■ What to do ■
Write out the data below in full. Keep it exact.

■ Exercise data ■
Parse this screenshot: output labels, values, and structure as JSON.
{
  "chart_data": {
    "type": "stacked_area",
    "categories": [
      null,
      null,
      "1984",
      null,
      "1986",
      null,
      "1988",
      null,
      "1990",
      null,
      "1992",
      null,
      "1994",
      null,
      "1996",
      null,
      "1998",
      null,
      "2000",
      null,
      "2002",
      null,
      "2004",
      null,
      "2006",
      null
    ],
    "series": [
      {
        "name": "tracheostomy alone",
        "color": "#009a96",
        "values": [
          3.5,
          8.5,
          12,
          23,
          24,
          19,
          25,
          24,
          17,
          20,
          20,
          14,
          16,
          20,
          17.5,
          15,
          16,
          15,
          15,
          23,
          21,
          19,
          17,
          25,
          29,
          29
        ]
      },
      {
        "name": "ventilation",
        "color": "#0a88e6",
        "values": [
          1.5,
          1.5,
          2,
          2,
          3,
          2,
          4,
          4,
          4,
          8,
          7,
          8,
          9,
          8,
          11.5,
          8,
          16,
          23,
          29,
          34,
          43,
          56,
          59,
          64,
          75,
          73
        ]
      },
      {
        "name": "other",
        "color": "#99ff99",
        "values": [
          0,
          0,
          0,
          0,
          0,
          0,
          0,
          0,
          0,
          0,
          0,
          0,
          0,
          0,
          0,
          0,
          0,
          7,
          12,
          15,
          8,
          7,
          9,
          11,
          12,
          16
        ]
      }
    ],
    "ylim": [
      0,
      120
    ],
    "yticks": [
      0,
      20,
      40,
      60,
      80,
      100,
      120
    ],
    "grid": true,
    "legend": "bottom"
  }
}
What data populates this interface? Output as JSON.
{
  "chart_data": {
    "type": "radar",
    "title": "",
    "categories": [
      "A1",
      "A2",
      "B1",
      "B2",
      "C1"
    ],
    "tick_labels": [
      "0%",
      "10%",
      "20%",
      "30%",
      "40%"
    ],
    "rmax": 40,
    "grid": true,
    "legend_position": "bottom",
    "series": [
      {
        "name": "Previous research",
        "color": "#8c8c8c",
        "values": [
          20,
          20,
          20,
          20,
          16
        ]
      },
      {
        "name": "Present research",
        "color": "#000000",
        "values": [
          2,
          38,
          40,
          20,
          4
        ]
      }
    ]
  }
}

■ Response to the task ■
Parse this screenshot: output labels, values, and structure as JSON.
{
  "chart_data": {
    "type": "stacked_area",
    "categories": [
      null,
      null,
      "1984",
      null,
      "1986",
      null,
      "1988",
      null,
      "1990",
      null,
      "1992",
      null,
      "1994",
      null,
      "1996",
      null,
      "1998",
      null,
      "2000",
      null,
      "2002",
      null,
      "2004",
      null,
      "2006",
      null
    ],
    "series": [
      {
        "name": "tracheostomy alone",
        "color": "#009a96",
        "values": [
          3.5,
          8.5,
          12,
          23,
          24,
          19,
          25,
          24,
          17,
          20,
          20,
          14,
          16,
          20,
          17.5,
          15,
          16,
          15,
          15,
          23,
          21,
          19,
          17,
          25,
          29,
          29
        ]
      },
      {
        "name": "ventilation",
        "color": "#0a88e6",
        "values": [
          1.5,
          1.5,
          2,
          2,
          3,
          2,
          4,
          4,
          4,
          8,
          7,
          8,
          9,
          8,
          11.5,
          8,
          16,
          23,
          29,
          34,
          43,
          56,
          59,
          64,
          75,
          73
        ]
      },
      {
        "name": "other",
        "color": "#99ff99",
        "values": [
          0,
          0,
          0,
          0,
          0,
          0,
          0,
          0,
          0,
          0,
          0,
          0,
          0,
          0,
          0,
          0,
          0,
          7,
          12,
          15,
          8,
          7,
          9,
          11,
          12,
          16
        ]
      }
    ],
    "ylim": [
      0,
      120
    ],
    "yticks": [
      0,
      20,
      40,
      60,
      80,
      100,
      120
    ],
    "grid": true,
    "legend": "bottom"
  }
}
What data populates this interface? Output as JSON.
{
  "chart_data": {
    "type": "radar",
    "title": "",
    "categories": [
      "A1",
      "A2",
      "B1",
      "B2",
      "C1"
    ],
    "tick_labels": [
      "0%",
      "10%",
      "20%",
      "30%",
      "40%"
    ],
    "rmax": 40,
    "grid": true,
    "legend_position": "bottom",
    "series": [
      {
        "name": "Previous research",
        "color": "#8c8c8c",
        "values": [
          20,
          20,
          20,
          20,
          16
        ]
      },
      {
        "name": "Present research",
        "color": "#000000",
        "values": [
          2,
          38,
          40,
          20,
          4
        ]
      }
    ]
  }
}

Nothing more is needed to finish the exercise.